***** TEXT BLOCK *****
The Oz unleashes on Ricketson. The appointment of Matthew Ricketson to the Press Council, mentioned in this section on Friday, has prompted a furious reaction in The Australian.

An opinion piece by legal editor Chris Merritt savages Ricketson:

“Matthew Ricketson deserves no blame for his appointment to the Press Council. To criticise him would be as senseless as blaming a rabid dog for having rabies.

“The blame rests with those who have overlooked his innate nature.

“When the journalists’ union chose Ricketson to be its representative on the Press Council, it was a decision worthy of those who would avert their eyes from the true nature of a mad dog and hand it to a child as a playmate.”

The reaction harks back to the paper’s furious stance on the Finklestein inquiry in 2012, of which Ricketson was a co-author. The inquiry prompted the institution of a government-mandated New Media Council to combine the two press regulators, the industry-funded Press Council (which handles print media) and the government-funded Australian Communications and Media Authority (which handles broadcast). New Media Council plans never came to fruition.

In his piece today, Merritt points out that the proposal of the Finklestein inquiry was for the New Media Council to have been able to “enforce its decisions through court orders” (make courts force newspapers to publish adjudications), exposing journalists to fines or prison for non-compliance. This argument has been made before — Ricketson responded in a piece carried in the Walkley Magazine by saying that the Press Council already had the power to force adjudications be published.

Ricketson is also on the record saying self-regulation, as provided by the Press Council, “does not work”. He noted in an opinion piece in Fairfax in 2012 that the APC was badly funded and “industry players can come and go as they please, which they have done”.
*****
> [WHAT TO DO]: In the article on Matthew Ricketson's Press Council appointment, who wrote the opinion piece in The Australian that attacks him?
***** DATA SHOWN *****
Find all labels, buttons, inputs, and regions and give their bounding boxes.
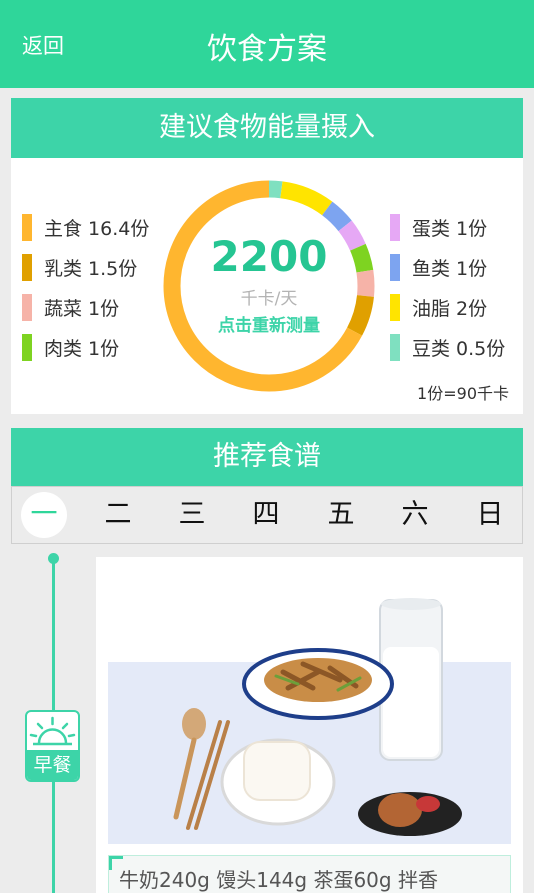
*****
> [THE SOLUTION]: Chris Merritt, the paper's legal editor.